**Request:** From the entries below, copy every line where the string "roja" appears.

**Dataset excerpts:**
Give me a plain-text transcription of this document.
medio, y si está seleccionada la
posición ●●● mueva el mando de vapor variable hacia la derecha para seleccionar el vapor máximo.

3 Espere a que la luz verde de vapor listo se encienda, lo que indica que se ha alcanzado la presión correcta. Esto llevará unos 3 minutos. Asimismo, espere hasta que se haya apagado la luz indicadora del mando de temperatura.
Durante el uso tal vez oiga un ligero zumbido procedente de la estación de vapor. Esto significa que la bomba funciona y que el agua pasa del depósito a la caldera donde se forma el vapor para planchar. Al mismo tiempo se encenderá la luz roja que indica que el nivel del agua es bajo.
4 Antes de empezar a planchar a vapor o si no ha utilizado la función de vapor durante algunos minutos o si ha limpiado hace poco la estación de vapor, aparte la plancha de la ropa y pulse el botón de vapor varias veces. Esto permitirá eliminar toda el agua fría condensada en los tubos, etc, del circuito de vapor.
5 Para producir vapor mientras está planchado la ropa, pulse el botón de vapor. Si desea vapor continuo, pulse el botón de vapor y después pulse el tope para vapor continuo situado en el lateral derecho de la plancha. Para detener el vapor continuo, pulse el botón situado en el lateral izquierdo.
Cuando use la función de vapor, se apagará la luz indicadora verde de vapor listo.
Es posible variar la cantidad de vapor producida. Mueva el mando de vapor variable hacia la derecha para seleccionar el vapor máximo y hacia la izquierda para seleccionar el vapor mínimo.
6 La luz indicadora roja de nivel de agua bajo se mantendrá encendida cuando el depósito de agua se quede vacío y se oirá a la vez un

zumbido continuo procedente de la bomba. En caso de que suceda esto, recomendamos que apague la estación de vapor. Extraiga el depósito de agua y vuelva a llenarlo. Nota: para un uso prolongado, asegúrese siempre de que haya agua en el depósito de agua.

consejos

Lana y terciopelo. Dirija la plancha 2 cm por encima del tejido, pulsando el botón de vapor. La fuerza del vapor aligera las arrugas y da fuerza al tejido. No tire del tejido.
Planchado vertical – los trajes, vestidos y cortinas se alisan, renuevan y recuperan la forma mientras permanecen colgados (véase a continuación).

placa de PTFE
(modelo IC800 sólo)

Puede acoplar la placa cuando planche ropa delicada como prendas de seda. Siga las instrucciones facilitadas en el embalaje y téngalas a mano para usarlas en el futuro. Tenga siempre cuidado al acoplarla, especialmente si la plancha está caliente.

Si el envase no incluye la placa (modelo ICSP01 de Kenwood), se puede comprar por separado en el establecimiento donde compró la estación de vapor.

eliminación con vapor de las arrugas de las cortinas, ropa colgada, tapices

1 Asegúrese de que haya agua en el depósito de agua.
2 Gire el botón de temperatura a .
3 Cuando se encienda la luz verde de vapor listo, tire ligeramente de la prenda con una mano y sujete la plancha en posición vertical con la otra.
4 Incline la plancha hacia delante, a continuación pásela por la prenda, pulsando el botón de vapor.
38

**Finished task:**
Durante el uso tal vez oiga un ligero zumbido procedente de la estación de vapor. Esto significa que la bomba funciona y que el agua pasa del depósito a la caldera donde se forma el vapor para planchar. Al mismo tiempo se encenderá la luz roja que indica que el nivel del agua es bajo.
6 La luz indicadora roja de nivel de agua bajo se mantendrá encendida cuando el depósito de agua se quede vacío y se oirá a la vez un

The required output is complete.